What to do
Each line that holds the word "Extract" counts once; report how many lines do so and nothing else.

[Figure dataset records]

• • • • • • •

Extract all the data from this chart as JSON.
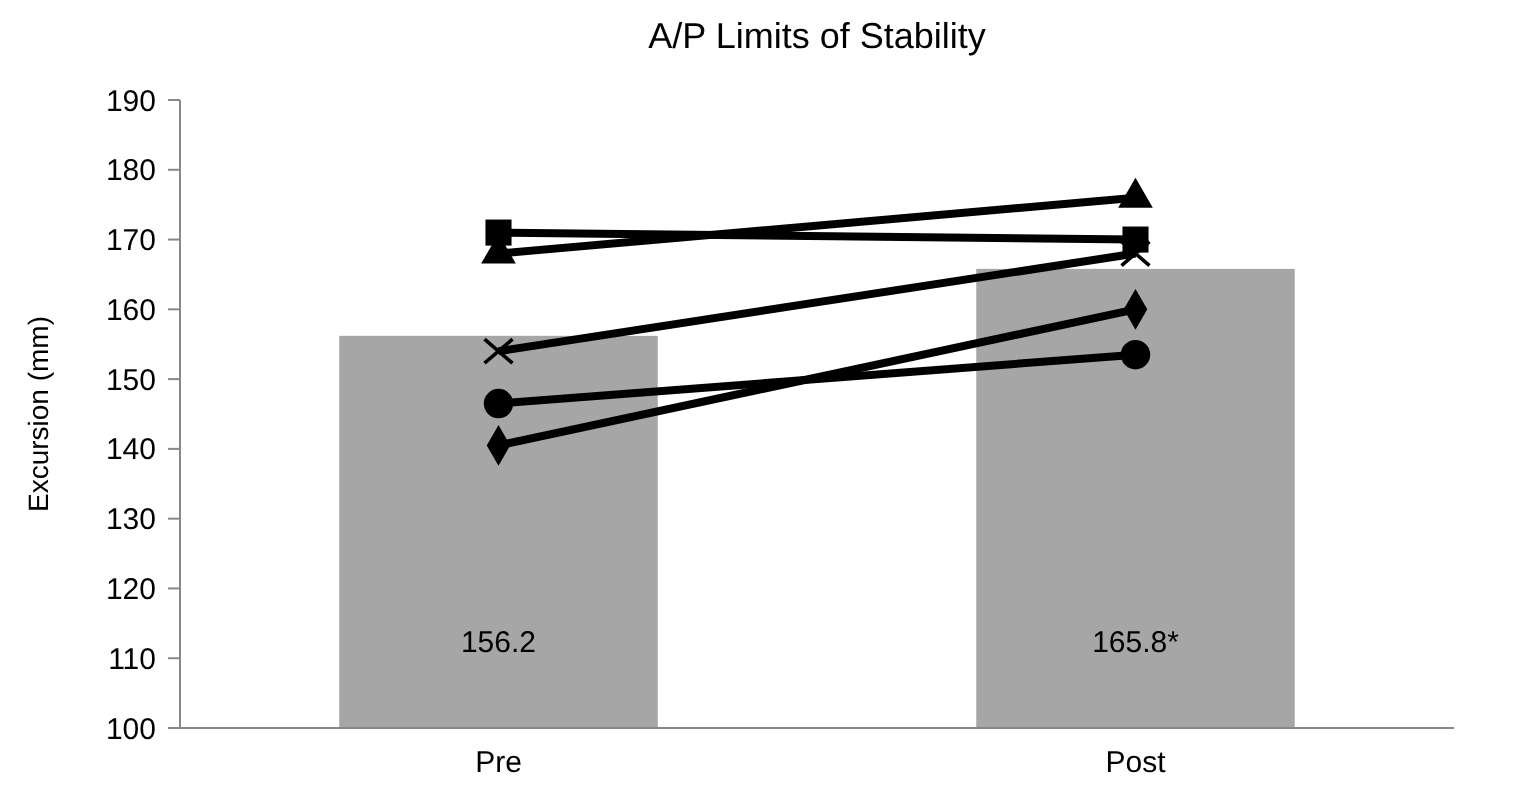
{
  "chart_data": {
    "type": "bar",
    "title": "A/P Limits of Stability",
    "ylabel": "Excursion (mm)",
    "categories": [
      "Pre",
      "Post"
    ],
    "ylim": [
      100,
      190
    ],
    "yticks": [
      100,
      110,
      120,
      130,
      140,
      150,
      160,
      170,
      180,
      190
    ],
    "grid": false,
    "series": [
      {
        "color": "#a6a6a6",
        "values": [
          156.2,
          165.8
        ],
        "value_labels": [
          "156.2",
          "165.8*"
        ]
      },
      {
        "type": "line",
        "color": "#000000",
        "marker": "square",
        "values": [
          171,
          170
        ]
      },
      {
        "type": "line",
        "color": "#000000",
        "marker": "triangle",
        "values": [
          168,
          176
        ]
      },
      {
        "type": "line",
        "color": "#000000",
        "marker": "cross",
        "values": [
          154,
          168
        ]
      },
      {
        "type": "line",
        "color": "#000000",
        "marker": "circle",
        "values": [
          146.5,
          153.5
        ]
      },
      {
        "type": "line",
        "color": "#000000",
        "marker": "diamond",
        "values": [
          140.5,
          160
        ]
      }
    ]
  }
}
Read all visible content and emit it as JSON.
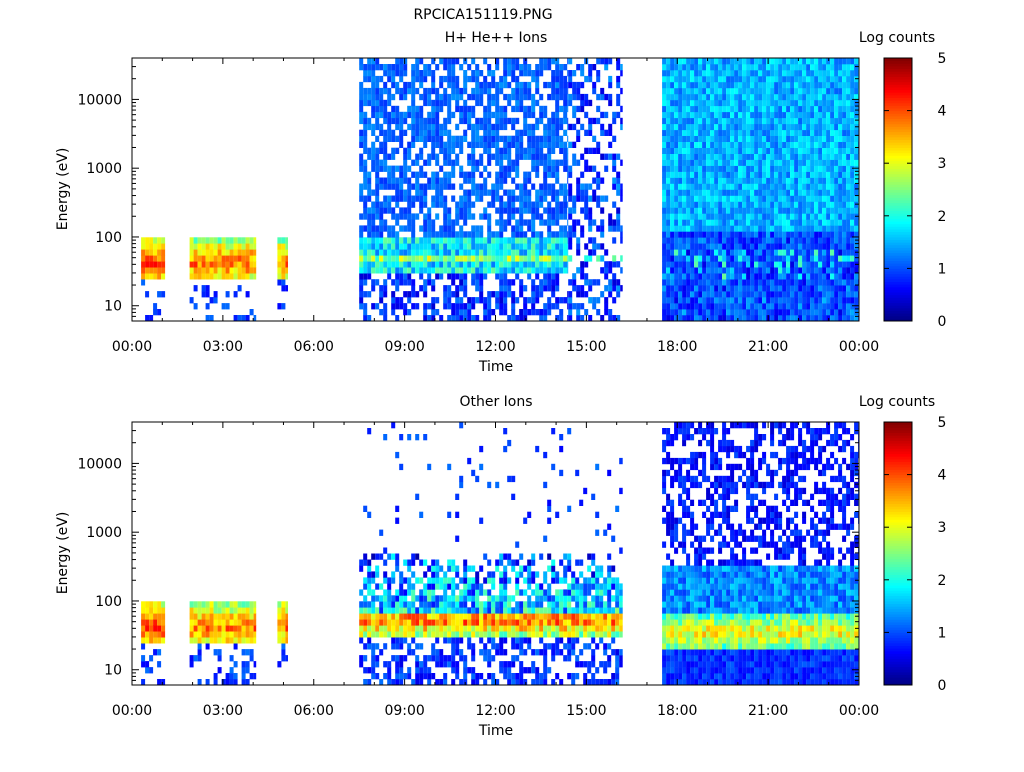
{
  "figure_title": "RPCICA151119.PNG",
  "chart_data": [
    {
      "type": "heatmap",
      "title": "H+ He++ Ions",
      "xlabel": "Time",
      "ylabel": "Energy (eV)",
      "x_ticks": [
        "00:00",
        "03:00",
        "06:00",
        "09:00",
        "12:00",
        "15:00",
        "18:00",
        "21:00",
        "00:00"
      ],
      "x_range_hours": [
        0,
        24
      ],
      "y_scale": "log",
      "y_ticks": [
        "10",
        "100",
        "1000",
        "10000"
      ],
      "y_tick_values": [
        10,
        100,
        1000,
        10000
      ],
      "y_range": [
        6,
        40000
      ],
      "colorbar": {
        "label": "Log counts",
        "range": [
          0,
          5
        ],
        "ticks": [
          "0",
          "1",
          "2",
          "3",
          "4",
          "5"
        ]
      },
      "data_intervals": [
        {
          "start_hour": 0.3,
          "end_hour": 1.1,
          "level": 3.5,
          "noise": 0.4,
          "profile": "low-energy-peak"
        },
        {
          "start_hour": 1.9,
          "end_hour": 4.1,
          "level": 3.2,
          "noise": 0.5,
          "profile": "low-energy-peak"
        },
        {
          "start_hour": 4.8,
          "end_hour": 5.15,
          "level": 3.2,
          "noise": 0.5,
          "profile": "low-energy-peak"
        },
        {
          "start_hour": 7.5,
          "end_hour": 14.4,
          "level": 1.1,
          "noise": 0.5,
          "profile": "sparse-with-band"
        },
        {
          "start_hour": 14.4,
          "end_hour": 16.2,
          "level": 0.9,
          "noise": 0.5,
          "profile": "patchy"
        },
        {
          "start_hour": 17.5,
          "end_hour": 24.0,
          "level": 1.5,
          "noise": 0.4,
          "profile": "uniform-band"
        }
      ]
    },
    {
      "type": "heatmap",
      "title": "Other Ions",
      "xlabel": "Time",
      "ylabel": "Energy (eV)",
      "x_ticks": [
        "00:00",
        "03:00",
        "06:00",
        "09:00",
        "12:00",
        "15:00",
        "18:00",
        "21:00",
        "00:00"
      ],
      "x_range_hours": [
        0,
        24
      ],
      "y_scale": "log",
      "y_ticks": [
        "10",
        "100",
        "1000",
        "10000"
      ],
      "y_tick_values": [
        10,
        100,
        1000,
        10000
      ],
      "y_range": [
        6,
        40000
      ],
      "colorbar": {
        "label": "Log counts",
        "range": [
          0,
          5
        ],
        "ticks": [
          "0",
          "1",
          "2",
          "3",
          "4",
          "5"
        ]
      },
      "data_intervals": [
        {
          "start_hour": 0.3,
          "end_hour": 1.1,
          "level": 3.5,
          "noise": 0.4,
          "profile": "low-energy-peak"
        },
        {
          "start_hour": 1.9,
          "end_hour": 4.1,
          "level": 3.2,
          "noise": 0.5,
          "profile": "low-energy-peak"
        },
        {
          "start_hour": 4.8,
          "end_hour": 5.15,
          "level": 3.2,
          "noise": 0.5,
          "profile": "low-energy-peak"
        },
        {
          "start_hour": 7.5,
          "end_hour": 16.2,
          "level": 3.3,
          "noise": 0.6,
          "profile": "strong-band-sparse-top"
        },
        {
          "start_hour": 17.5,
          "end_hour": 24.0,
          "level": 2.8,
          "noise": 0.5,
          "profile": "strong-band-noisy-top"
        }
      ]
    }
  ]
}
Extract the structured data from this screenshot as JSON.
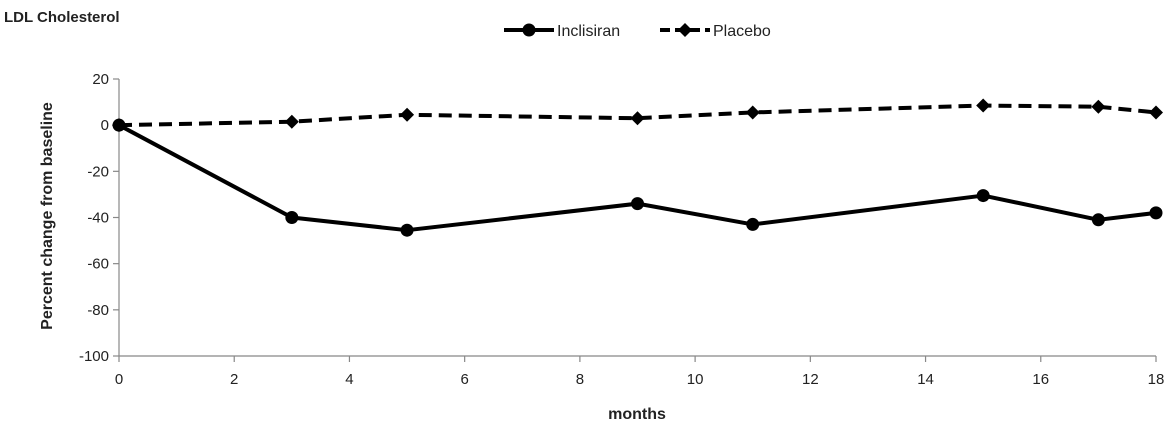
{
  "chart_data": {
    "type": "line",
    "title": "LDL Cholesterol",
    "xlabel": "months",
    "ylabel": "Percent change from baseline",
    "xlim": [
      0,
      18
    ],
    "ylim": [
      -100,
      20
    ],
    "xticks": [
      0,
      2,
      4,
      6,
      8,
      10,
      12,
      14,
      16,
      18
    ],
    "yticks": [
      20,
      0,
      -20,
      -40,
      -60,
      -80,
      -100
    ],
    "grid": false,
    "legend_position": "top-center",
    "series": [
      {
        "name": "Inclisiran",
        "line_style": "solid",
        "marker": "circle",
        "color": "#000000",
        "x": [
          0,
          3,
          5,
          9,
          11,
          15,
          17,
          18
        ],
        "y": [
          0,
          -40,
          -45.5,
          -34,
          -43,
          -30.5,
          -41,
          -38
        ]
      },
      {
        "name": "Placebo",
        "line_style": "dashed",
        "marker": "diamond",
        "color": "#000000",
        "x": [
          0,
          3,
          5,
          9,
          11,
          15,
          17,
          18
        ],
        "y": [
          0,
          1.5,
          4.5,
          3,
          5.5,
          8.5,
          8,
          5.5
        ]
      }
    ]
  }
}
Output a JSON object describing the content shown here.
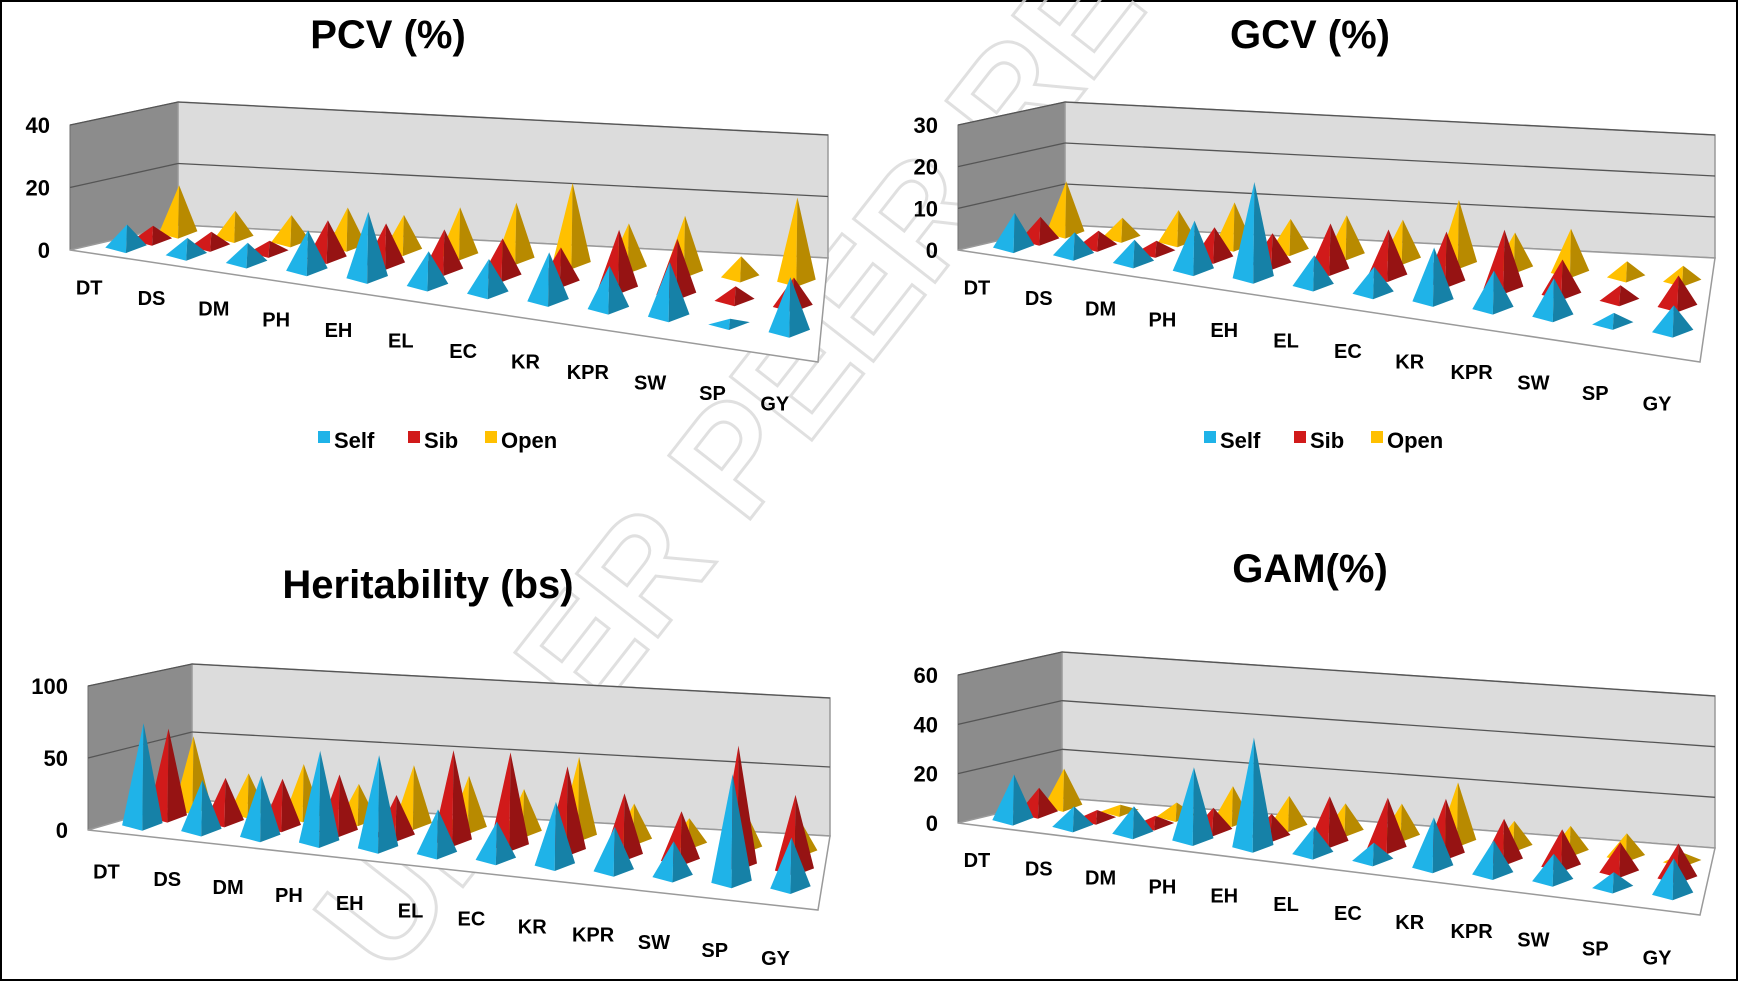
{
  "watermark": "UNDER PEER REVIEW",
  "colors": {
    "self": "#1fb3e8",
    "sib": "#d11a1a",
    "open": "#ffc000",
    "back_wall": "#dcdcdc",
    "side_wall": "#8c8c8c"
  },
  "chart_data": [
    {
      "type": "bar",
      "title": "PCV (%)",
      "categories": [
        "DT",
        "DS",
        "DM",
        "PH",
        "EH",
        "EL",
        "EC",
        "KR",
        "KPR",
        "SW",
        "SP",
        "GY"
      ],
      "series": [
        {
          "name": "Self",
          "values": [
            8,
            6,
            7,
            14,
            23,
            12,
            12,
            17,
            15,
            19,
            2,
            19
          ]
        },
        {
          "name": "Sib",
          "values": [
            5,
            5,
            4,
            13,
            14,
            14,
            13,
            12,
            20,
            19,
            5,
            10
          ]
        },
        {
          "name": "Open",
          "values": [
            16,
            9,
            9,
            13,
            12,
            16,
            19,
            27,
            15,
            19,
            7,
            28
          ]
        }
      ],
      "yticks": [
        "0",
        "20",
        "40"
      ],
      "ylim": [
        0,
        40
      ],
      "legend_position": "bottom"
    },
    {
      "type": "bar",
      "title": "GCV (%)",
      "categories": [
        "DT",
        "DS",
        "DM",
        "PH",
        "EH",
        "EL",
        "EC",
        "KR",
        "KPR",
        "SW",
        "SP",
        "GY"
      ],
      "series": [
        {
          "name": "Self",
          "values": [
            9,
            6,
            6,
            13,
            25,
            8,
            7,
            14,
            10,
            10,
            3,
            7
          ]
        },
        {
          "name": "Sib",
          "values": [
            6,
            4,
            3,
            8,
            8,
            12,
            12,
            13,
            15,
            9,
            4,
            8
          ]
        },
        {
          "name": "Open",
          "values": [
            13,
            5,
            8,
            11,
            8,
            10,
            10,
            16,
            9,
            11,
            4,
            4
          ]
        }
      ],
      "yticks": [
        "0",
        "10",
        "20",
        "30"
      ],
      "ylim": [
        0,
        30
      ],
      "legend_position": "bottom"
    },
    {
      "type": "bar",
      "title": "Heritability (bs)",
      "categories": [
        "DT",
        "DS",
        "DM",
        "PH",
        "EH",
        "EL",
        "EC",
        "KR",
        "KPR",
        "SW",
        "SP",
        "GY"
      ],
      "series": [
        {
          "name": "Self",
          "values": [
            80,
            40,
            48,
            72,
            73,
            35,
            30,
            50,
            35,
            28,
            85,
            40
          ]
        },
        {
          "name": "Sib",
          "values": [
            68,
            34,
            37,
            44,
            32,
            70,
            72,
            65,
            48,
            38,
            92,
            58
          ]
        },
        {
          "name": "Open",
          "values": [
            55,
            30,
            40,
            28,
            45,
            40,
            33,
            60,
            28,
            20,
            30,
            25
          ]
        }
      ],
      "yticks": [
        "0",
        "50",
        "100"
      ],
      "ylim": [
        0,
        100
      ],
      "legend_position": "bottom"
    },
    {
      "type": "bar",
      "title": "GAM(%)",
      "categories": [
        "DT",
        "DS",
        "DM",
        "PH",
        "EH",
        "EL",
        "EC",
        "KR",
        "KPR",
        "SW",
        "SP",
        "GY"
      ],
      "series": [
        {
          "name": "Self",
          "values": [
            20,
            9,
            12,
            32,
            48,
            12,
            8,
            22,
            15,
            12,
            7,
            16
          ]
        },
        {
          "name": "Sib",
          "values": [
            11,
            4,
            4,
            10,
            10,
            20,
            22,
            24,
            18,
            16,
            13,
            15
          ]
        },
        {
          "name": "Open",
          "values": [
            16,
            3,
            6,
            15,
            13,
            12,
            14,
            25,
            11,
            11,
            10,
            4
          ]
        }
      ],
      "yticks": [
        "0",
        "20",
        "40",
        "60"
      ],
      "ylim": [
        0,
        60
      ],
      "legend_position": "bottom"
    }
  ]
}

• • • • • • •

Written answer
2